Data section =>
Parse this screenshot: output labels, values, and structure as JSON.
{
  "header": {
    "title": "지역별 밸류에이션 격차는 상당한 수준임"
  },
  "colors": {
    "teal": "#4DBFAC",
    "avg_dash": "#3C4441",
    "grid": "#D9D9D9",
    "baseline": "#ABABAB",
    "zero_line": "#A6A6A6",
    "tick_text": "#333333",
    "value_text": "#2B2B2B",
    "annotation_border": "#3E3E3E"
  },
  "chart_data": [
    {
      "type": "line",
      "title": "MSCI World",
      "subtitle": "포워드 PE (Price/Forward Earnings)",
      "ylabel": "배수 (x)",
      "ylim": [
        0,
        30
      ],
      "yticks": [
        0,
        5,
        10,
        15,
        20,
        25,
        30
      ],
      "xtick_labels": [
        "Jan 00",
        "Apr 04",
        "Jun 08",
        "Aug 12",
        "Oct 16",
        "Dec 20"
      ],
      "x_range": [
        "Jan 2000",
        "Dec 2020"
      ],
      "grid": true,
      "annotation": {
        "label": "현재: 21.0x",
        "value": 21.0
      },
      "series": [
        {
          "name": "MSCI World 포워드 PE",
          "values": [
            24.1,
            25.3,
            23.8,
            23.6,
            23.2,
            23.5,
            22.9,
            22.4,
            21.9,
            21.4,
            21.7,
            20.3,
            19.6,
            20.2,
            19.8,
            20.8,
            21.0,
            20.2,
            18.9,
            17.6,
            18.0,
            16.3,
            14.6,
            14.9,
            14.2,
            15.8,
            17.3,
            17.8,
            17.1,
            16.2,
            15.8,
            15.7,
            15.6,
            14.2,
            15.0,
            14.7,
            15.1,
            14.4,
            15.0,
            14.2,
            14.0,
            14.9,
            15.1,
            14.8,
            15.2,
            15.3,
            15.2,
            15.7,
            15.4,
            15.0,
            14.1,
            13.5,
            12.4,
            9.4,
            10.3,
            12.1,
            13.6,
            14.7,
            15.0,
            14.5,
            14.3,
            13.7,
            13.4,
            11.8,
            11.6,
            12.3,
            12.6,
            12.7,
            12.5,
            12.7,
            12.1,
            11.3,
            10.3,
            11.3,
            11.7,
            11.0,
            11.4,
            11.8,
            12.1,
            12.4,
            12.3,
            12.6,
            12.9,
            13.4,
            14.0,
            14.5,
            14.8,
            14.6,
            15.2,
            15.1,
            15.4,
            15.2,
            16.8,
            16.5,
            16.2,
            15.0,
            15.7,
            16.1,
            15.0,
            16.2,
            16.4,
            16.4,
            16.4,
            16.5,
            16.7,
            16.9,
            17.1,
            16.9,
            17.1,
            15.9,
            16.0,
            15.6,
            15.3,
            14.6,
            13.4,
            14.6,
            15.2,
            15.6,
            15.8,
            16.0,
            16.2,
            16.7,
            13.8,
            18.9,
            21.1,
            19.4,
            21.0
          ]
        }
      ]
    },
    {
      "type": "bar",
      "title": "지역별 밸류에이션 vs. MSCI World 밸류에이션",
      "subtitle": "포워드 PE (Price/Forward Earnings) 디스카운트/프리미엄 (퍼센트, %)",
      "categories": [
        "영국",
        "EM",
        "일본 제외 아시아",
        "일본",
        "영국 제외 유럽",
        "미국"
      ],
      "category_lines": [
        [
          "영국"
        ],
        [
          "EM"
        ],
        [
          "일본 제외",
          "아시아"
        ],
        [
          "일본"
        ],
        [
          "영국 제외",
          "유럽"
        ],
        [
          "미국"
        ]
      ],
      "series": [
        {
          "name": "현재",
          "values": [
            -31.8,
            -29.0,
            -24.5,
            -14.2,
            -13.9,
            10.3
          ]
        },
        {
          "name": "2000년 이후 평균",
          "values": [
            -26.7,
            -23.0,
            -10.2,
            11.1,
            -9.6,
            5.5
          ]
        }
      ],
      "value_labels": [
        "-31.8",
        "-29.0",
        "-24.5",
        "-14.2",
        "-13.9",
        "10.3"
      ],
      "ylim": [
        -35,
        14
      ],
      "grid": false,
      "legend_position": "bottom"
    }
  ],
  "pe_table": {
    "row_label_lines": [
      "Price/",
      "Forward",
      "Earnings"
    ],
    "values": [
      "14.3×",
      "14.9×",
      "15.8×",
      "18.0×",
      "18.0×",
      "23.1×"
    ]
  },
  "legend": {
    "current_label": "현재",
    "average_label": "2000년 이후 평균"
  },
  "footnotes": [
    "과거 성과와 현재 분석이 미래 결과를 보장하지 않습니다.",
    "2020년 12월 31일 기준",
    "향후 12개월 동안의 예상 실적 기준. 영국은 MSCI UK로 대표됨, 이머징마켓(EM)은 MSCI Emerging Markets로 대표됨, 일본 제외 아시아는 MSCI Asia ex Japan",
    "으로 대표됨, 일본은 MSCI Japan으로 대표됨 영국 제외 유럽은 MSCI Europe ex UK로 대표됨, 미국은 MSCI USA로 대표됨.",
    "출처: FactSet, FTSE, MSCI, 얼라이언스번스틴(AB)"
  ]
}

Job =>
Write the number of lines containing the word "name" and nothing besides it.

Full response =>
3